Write out the material again exactly, please, and omit the pictures.

========

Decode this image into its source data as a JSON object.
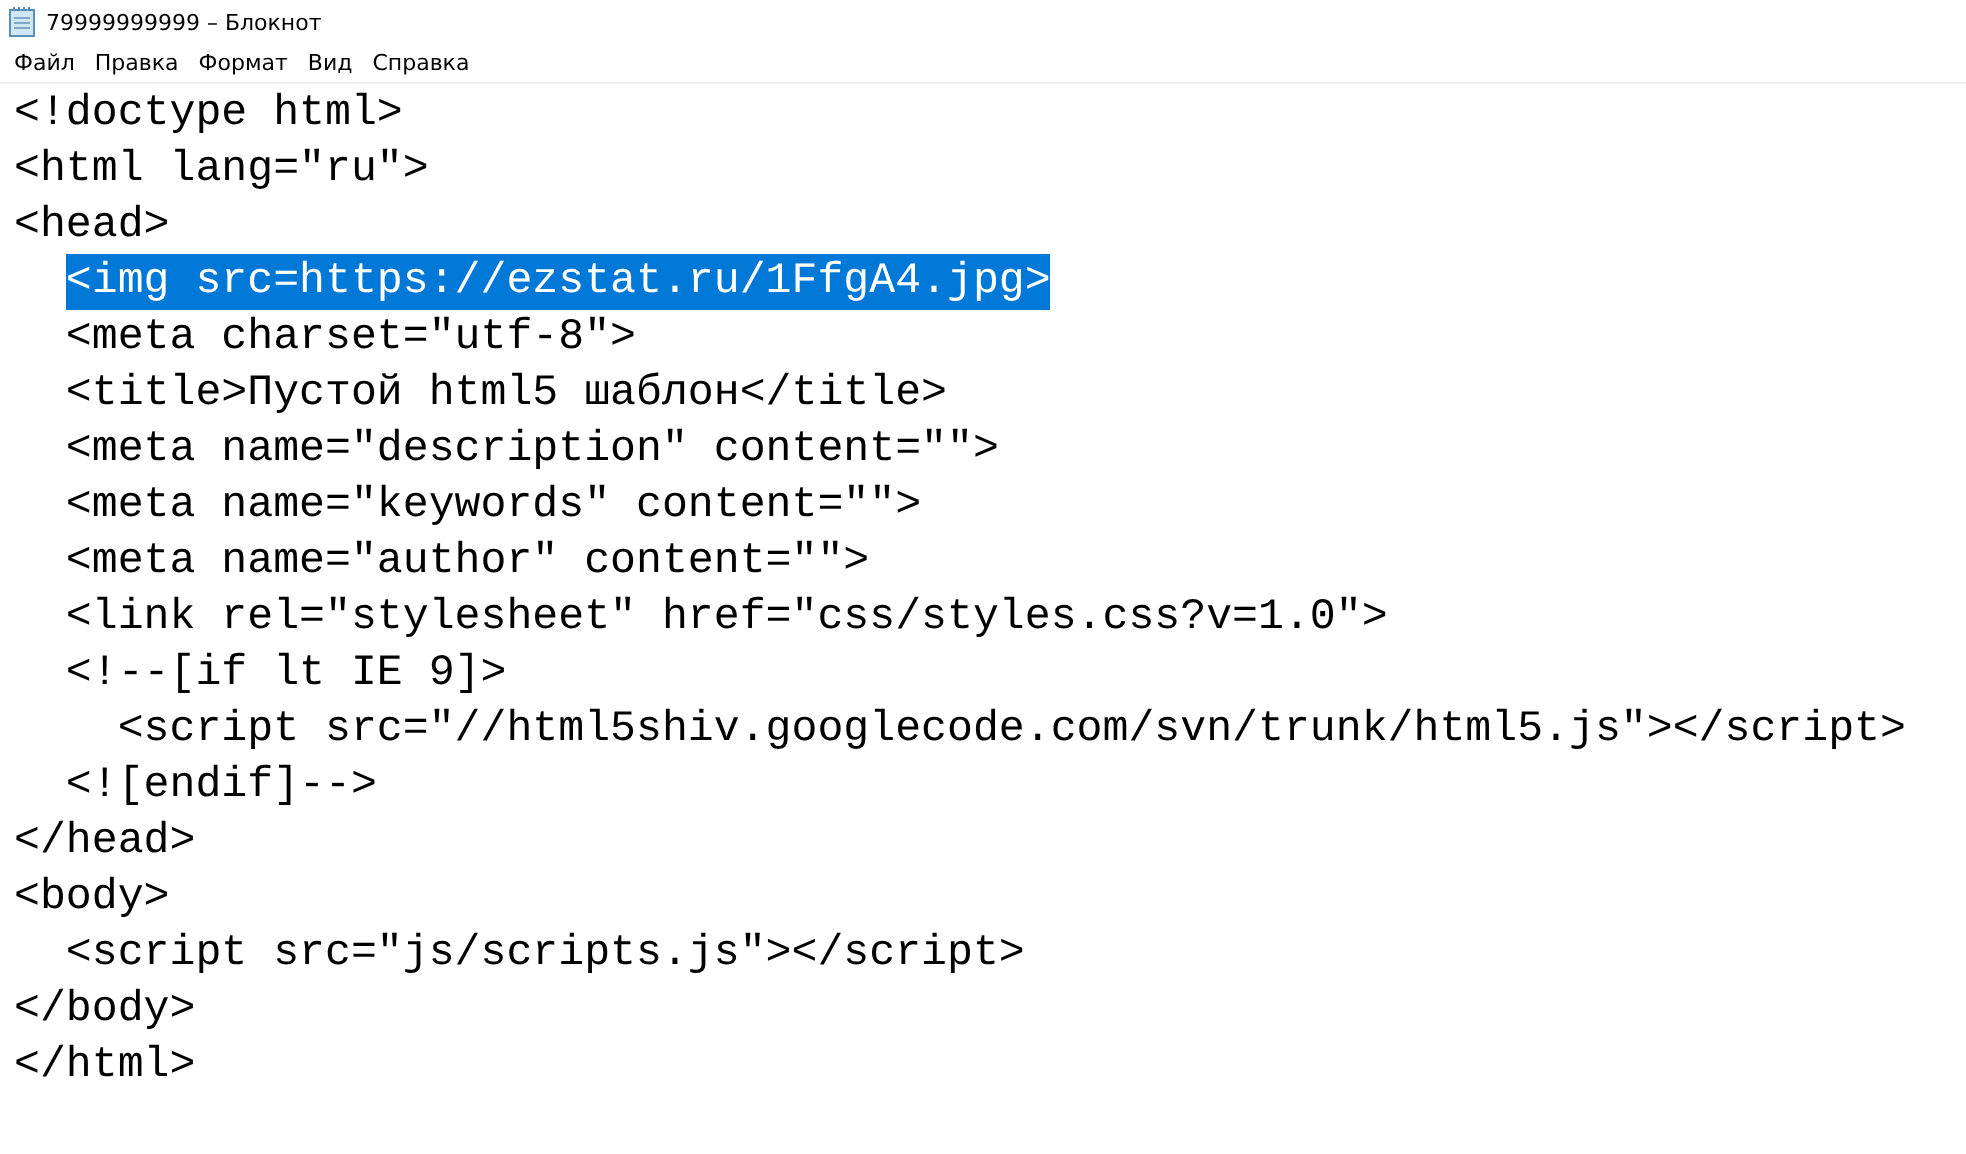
{
  "window": {
    "title": "79999999999 – Блокнот"
  },
  "menu": [
    {
      "label": "Файл"
    },
    {
      "label": "Правка"
    },
    {
      "label": "Формат"
    },
    {
      "label": "Вид"
    },
    {
      "label": "Справка"
    }
  ],
  "editor": {
    "lines": [
      {
        "text": "<!doctype html>",
        "selected": false
      },
      {
        "text": "<html lang=\"ru\">",
        "selected": false
      },
      {
        "text": "<head>",
        "selected": false
      },
      {
        "text": "  <img src=https://ezstat.ru/1FfgA4.jpg>",
        "selected": true
      },
      {
        "text": "  <meta charset=\"utf-8\">",
        "selected": false
      },
      {
        "text": "  <title>Пустой html5 шаблон</title>",
        "selected": false
      },
      {
        "text": "  <meta name=\"description\" content=\"\">",
        "selected": false
      },
      {
        "text": "  <meta name=\"keywords\" content=\"\">",
        "selected": false
      },
      {
        "text": "  <meta name=\"author\" content=\"\">",
        "selected": false
      },
      {
        "text": "  <link rel=\"stylesheet\" href=\"css/styles.css?v=1.0\">",
        "selected": false
      },
      {
        "text": "  <!--[if lt IE 9]>",
        "selected": false
      },
      {
        "text": "    <script src=\"//html5shiv.googlecode.com/svn/trunk/html5.js\"></script>",
        "selected": false
      },
      {
        "text": "  <![endif]-->",
        "selected": false
      },
      {
        "text": "</head>",
        "selected": false
      },
      {
        "text": "<body>",
        "selected": false
      },
      {
        "text": "  <script src=\"js/scripts.js\"></script>",
        "selected": false
      },
      {
        "text": "</body>",
        "selected": false
      },
      {
        "text": "</html>",
        "selected": false
      }
    ]
  }
}
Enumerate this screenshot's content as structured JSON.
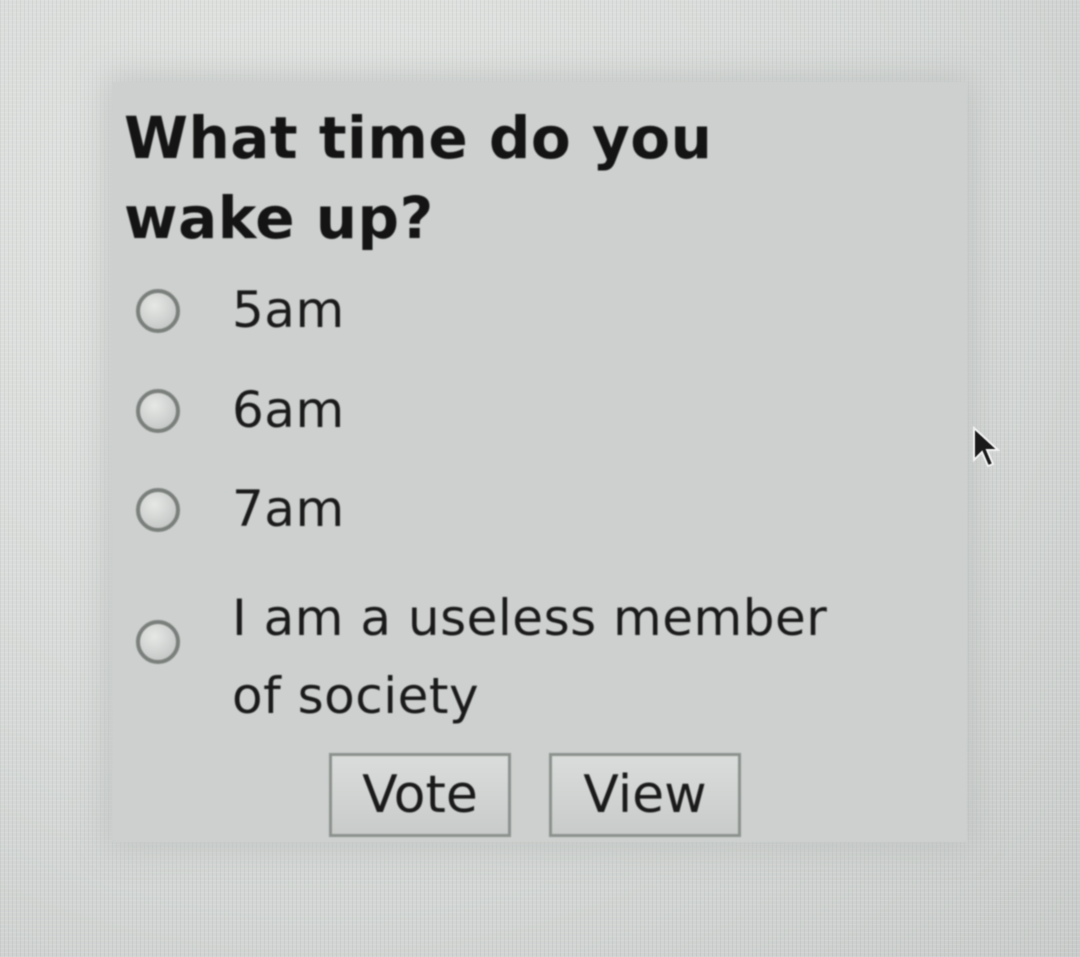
{
  "poll": {
    "question": "What time do you wake up?",
    "options": [
      {
        "label": "5am"
      },
      {
        "label": "6am"
      },
      {
        "label": "7am"
      },
      {
        "label": "I am a useless member of society"
      }
    ],
    "buttons": {
      "vote_label": "Vote",
      "view_label": "View"
    }
  },
  "icons": {
    "cursor": "mouse-pointer-icon",
    "radio": "radio-unchecked-icon"
  },
  "colors": {
    "background": "#d9dcda",
    "panel": "#cdd0ce",
    "text": "#141414",
    "radio_border": "#7b7f7c",
    "button_border": "#8d918e"
  }
}
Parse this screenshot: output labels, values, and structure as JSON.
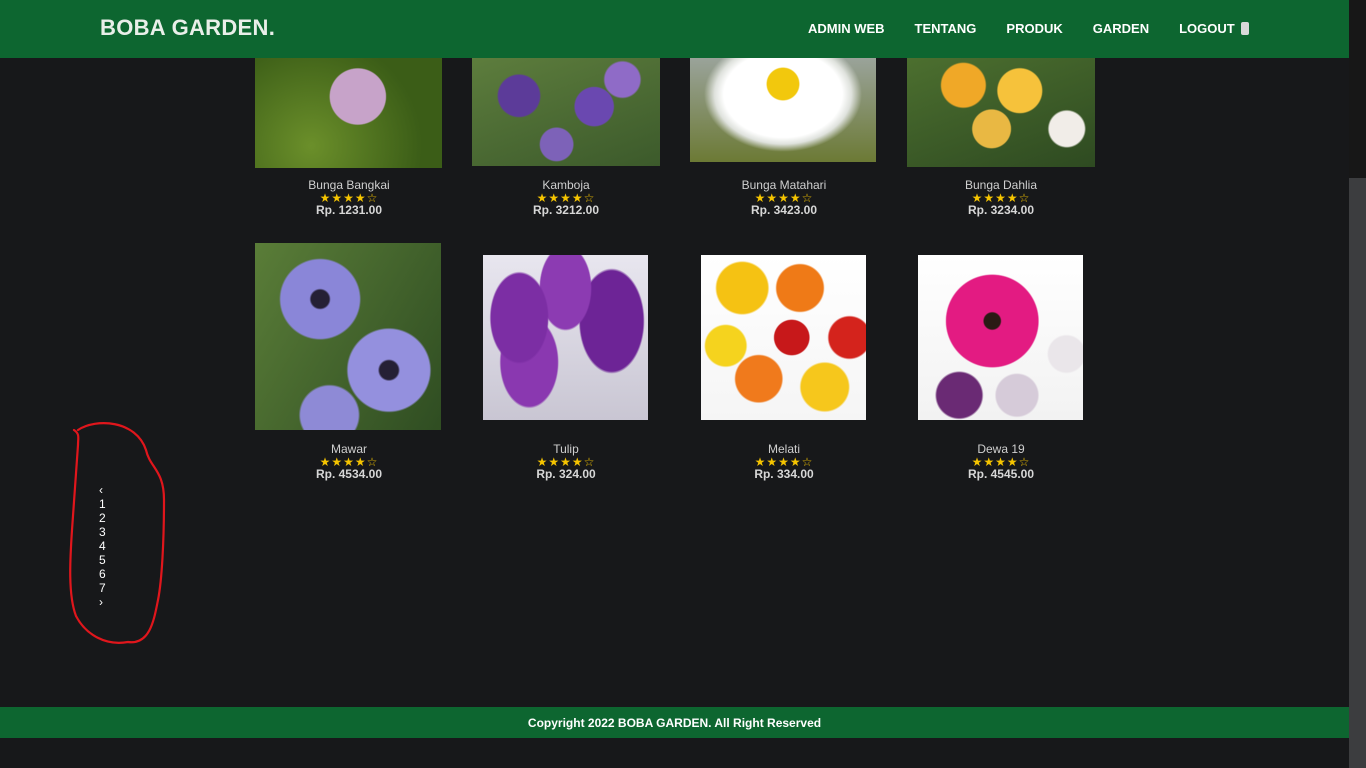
{
  "brand": "BOBA GARDEN.",
  "nav": [
    {
      "label": "ADMIN WEB"
    },
    {
      "label": "TENTANG"
    },
    {
      "label": "PRODUK"
    },
    {
      "label": "GARDEN"
    },
    {
      "label": "LOGOUT"
    }
  ],
  "cart_icon": "cart-icon",
  "products": [
    {
      "name": "Bunga Bangkai",
      "rating": "★★★★☆",
      "price": "Rp. 1231.00"
    },
    {
      "name": "Kamboja",
      "rating": "★★★★☆",
      "price": "Rp. 3212.00"
    },
    {
      "name": "Bunga Matahari",
      "rating": "★★★★☆",
      "price": "Rp. 3423.00"
    },
    {
      "name": "Bunga Dahlia",
      "rating": "★★★★☆",
      "price": "Rp. 3234.00"
    },
    {
      "name": "Mawar",
      "rating": "★★★★☆",
      "price": "Rp. 4534.00"
    },
    {
      "name": "Tulip",
      "rating": "★★★★☆",
      "price": "Rp. 324.00"
    },
    {
      "name": "Melati",
      "rating": "★★★★☆",
      "price": "Rp. 334.00"
    },
    {
      "name": "Dewa 19",
      "rating": "★★★★☆",
      "price": "Rp. 4545.00"
    }
  ],
  "pagination": {
    "prev": "‹",
    "pages": [
      "1",
      "2",
      "3",
      "4",
      "5",
      "6",
      "7"
    ],
    "next": "›"
  },
  "footer": "Copyright 2022 BOBA GARDEN. All Right Reserved",
  "colors": {
    "header": "#0d6630",
    "background": "#17181a",
    "star": "#f5c400",
    "annotation": "#e0161c"
  }
}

========

▶ [OUTPUT BELOW]
Decode this image into its source data as a JSON object.
{
  "window": {
    "title": "79999999999 – Блокнот"
  },
  "menu": [
    {
      "label": "Файл"
    },
    {
      "label": "Правка"
    },
    {
      "label": "Формат"
    },
    {
      "label": "Вид"
    },
    {
      "label": "Справка"
    }
  ],
  "editor": {
    "lines": [
      {
        "text": "<!doctype html>",
        "selected": false
      },
      {
        "text": "<html lang=\"ru\">",
        "selected": false
      },
      {
        "text": "<head>",
        "selected": false
      },
      {
        "text": "  <img src=https://ezstat.ru/1FfgA4.jpg>",
        "selected": true
      },
      {
        "text": "  <meta charset=\"utf-8\">",
        "selected": false
      },
      {
        "text": "  <title>Пустой html5 шаблон</title>",
        "selected": false
      },
      {
        "text": "  <meta name=\"description\" content=\"\">",
        "selected": false
      },
      {
        "text": "  <meta name=\"keywords\" content=\"\">",
        "selected": false
      },
      {
        "text": "  <meta name=\"author\" content=\"\">",
        "selected": false
      },
      {
        "text": "  <link rel=\"stylesheet\" href=\"css/styles.css?v=1.0\">",
        "selected": false
      },
      {
        "text": "  <!--[if lt IE 9]>",
        "selected": false
      },
      {
        "text": "    <script src=\"//html5shiv.googlecode.com/svn/trunk/html5.js\"></script>",
        "selected": false
      },
      {
        "text": "  <![endif]-->",
        "selected": false
      },
      {
        "text": "</head>",
        "selected": false
      },
      {
        "text": "<body>",
        "selected": false
      },
      {
        "text": "  <script src=\"js/scripts.js\"></script>",
        "selected": false
      },
      {
        "text": "</body>",
        "selected": false
      },
      {
        "text": "</html>",
        "selected": false
      }
    ]
  }
}
Enumerate this screenshot's content as structured JSON.
{
  "poll": {
    "question": "What time do you wake up?",
    "options": [
      {
        "label": "5am"
      },
      {
        "label": "6am"
      },
      {
        "label": "7am"
      },
      {
        "label": "I am a useless member of society"
      }
    ],
    "buttons": {
      "vote_label": "Vote",
      "view_label": "View"
    }
  },
  "icons": {
    "cursor": "mouse-pointer-icon",
    "radio": "radio-unchecked-icon"
  },
  "colors": {
    "background": "#d9dcda",
    "panel": "#cdd0ce",
    "text": "#141414",
    "radio_border": "#7b7f7c",
    "button_border": "#8d918e"
  }
}
Parse this screenshot: output labels, values, and structure as JSON.
{
  "brand": "BOBA GARDEN.",
  "nav": [
    {
      "label": "ADMIN WEB"
    },
    {
      "label": "TENTANG"
    },
    {
      "label": "PRODUK"
    },
    {
      "label": "GARDEN"
    },
    {
      "label": "LOGOUT"
    }
  ],
  "cart_icon": "cart-icon",
  "products": [
    {
      "name": "Bunga Bangkai",
      "rating": "★★★★☆",
      "price": "Rp. 1231.00"
    },
    {
      "name": "Kamboja",
      "rating": "★★★★☆",
      "price": "Rp. 3212.00"
    },
    {
      "name": "Bunga Matahari",
      "rating": "★★★★☆",
      "price": "Rp. 3423.00"
    },
    {
      "name": "Bunga Dahlia",
      "rating": "★★★★☆",
      "price": "Rp. 3234.00"
    },
    {
      "name": "Mawar",
      "rating": "★★★★☆",
      "price": "Rp. 4534.00"
    },
    {
      "name": "Tulip",
      "rating": "★★★★☆",
      "price": "Rp. 324.00"
    },
    {
      "name": "Melati",
      "rating": "★★★★☆",
      "price": "Rp. 334.00"
    },
    {
      "name": "Dewa 19",
      "rating": "★★★★☆",
      "price": "Rp. 4545.00"
    }
  ],
  "pagination": {
    "prev": "‹",
    "pages": [
      "1",
      "2",
      "3",
      "4",
      "5",
      "6",
      "7"
    ],
    "next": "›"
  },
  "footer": "Copyright 2022 BOBA GARDEN. All Right Reserved",
  "colors": {
    "header": "#0d6630",
    "background": "#17181a",
    "star": "#f5c400",
    "annotation": "#e0161c"
  }
}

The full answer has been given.